**THE PROBLEM:** Each line that holds the word "않습니다" counts once; give the total number of such lines and nothing else.

Start of DATA SHOWN

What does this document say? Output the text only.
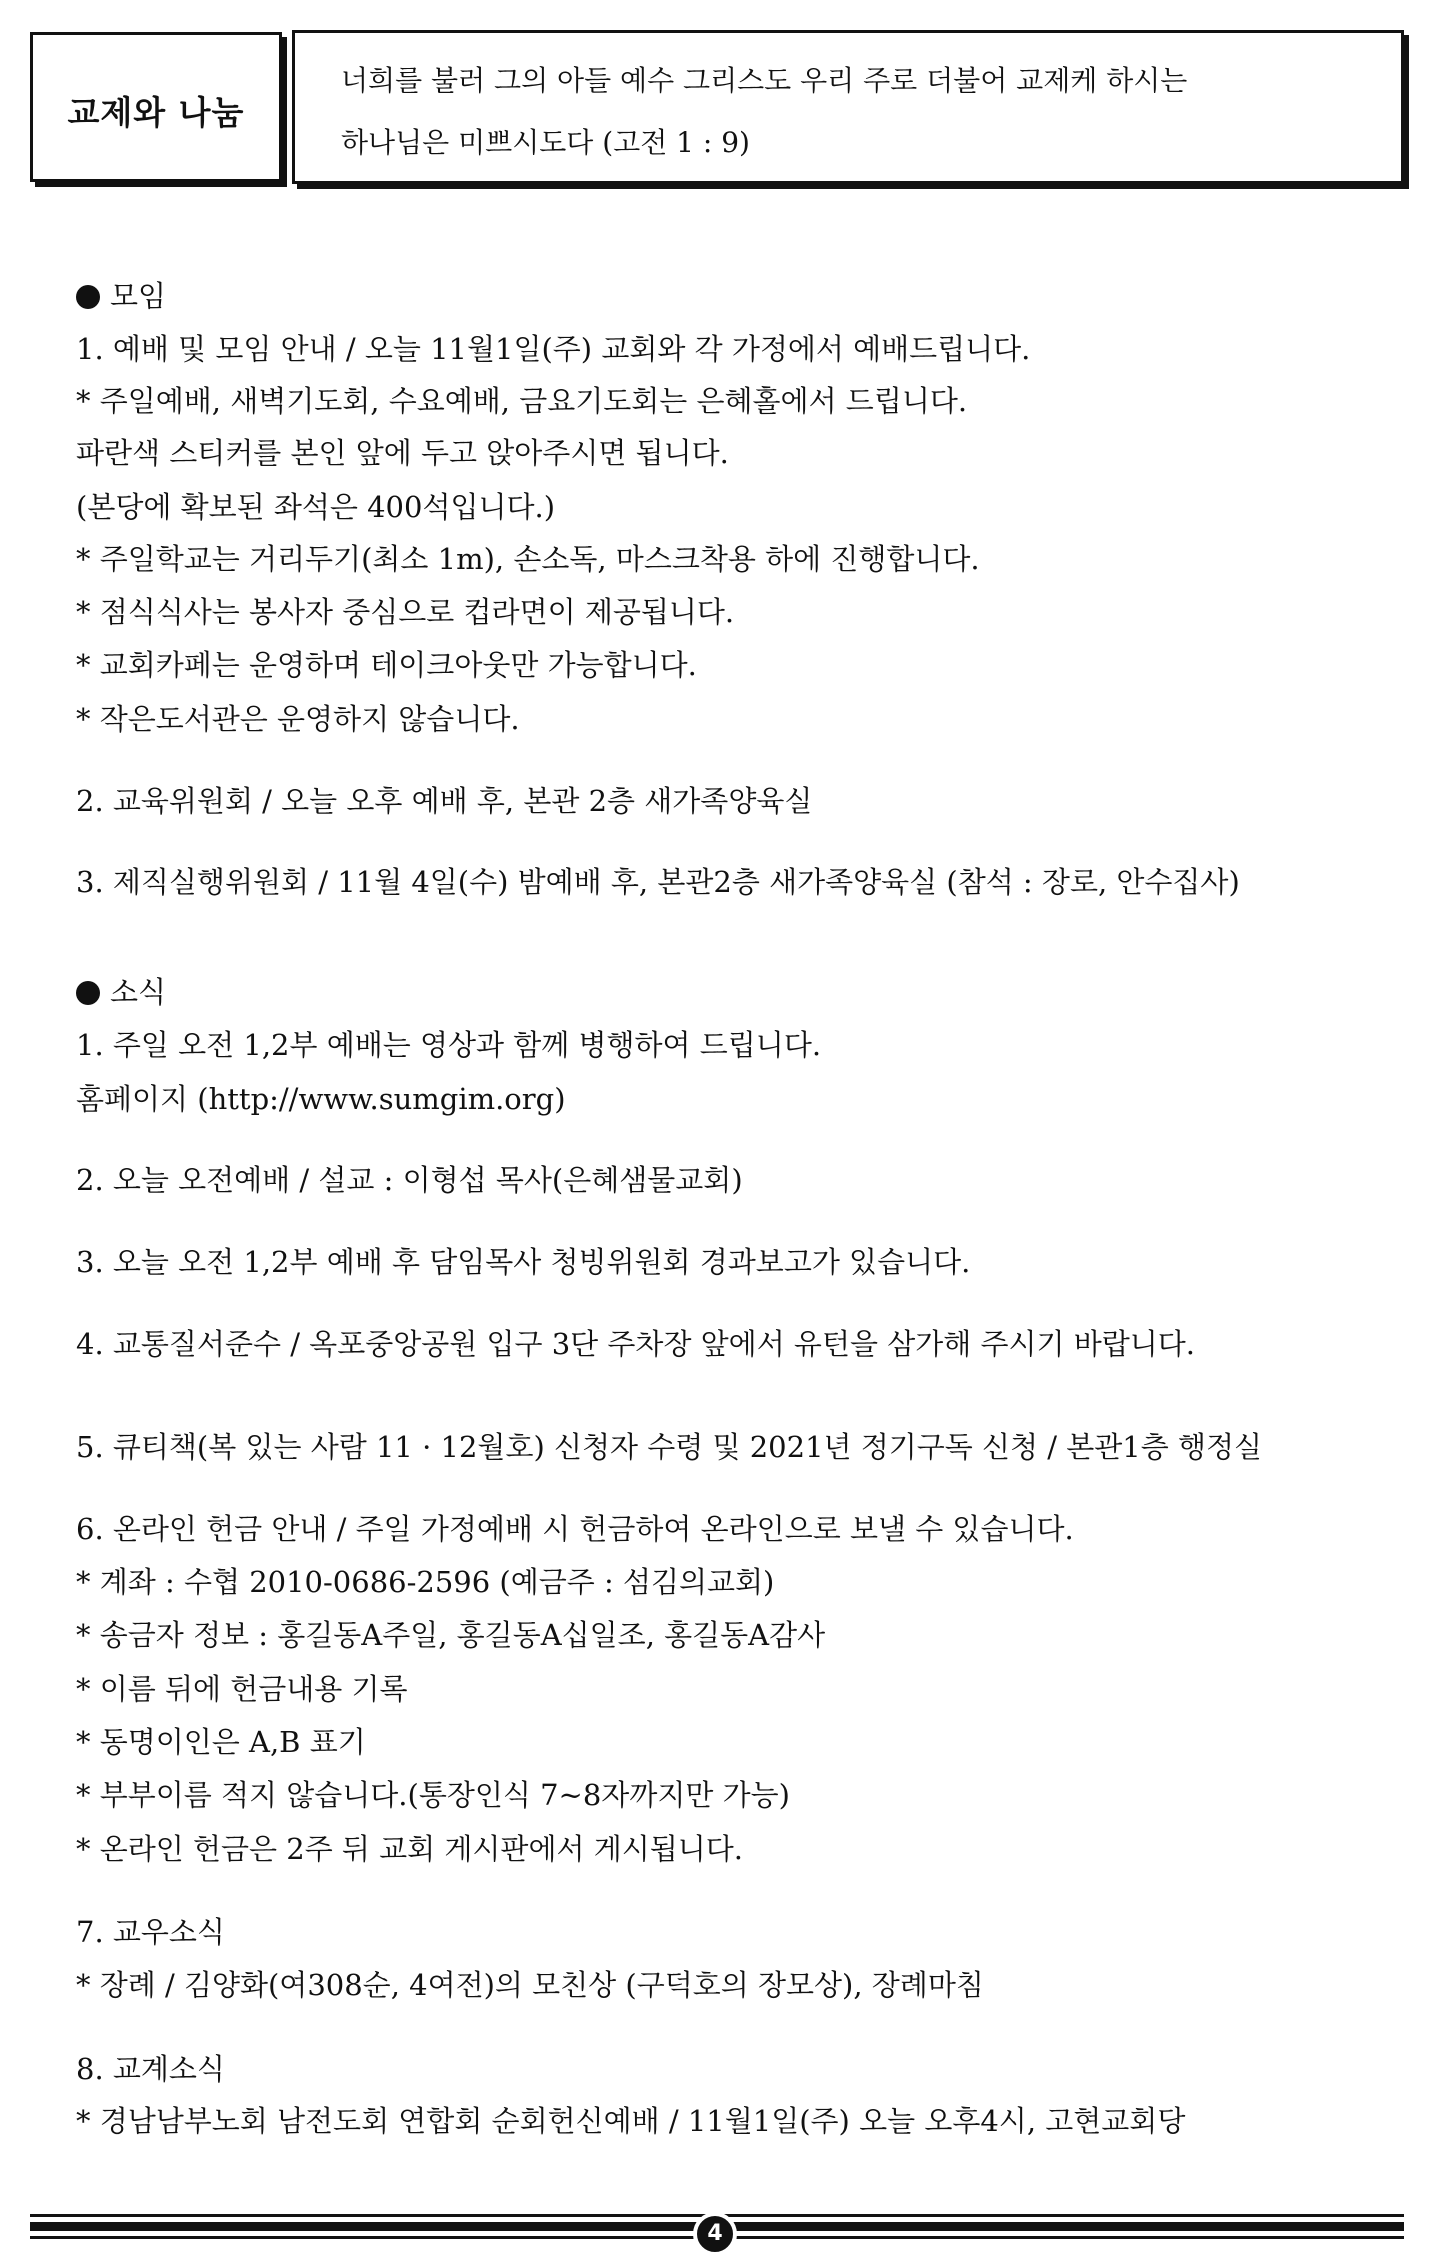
교제와 나눔
너희를 불러 그의 아들 예수 그리스도 우리 주로 더불어 교제케 하시는
하나님은 미쁘시도다 (고전 1 : 9)
모임
1. 예배 및 모임 안내 / 오늘 11월1일(주) 교회와 각 가정에서 예배드립니다.
* 주일예배, 새벽기도회, 수요예배, 금요기도회는 은혜홀에서 드립니다.
파란색 스티커를 본인 앞에 두고 앉아주시면 됩니다.
(본당에 확보된 좌석은 400석입니다.)
* 주일학교는 거리두기(최소 1m), 손소독, 마스크착용 하에 진행합니다.
* 점식식사는 봉사자 중심으로 컵라면이 제공됩니다.
* 교회카페는 운영하며 테이크아웃만 가능합니다.
* 작은도서관은 운영하지 않습니다.
2. 교육위원회 / 오늘 오후 예배 후, 본관 2층 새가족양육실
3. 제직실행위원회 / 11월 4일(수) 밤예배 후, 본관2층 새가족양육실 (참석 : 장로, 안수집사)
소식
1. 주일 오전 1,2부 예배는 영상과 함께 병행하여 드립니다.
홈페이지 (http://www.sumgim.org)
2. 오늘 오전예배 / 설교 : 이형섭 목사(은혜샘물교회)
3. 오늘 오전 1,2부 예배 후 담임목사 청빙위원회 경과보고가 있습니다.
4. 교통질서준수 / 옥포중앙공원 입구 3단 주차장 앞에서 유턴을 삼가해 주시기 바랍니다.
5. 큐티책(복 있는 사람 11 · 12월호) 신청자 수령 및 2021년 정기구독 신청 / 본관1층 행정실
6. 온라인 헌금 안내 / 주일 가정예배 시 헌금하여 온라인으로 보낼 수 있습니다.
* 계좌 : 수협 2010-0686-2596 (예금주 : 섬김의교회)
* 송금자 정보 : 홍길동A주일, 홍길동A십일조, 홍길동A감사
* 이름 뒤에 헌금내용 기록
* 동명이인은 A,B 표기
* 부부이름 적지 않습니다.(통장인식 7~8자까지만 가능)
* 온라인 헌금은 2주 뒤 교회 게시판에서 게시됩니다.
7. 교우소식
* 장례 / 김양화(여308순, 4여전)의 모친상 (구덕호의 장모상), 장례마침
8. 교계소식
* 경남남부노회 남전도회 연합회 순회헌신예배 / 11월1일(주) 오늘 오후4시, 고현교회당
4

End of DATA SHOWN

**EXERCISE OUTPUT:** 2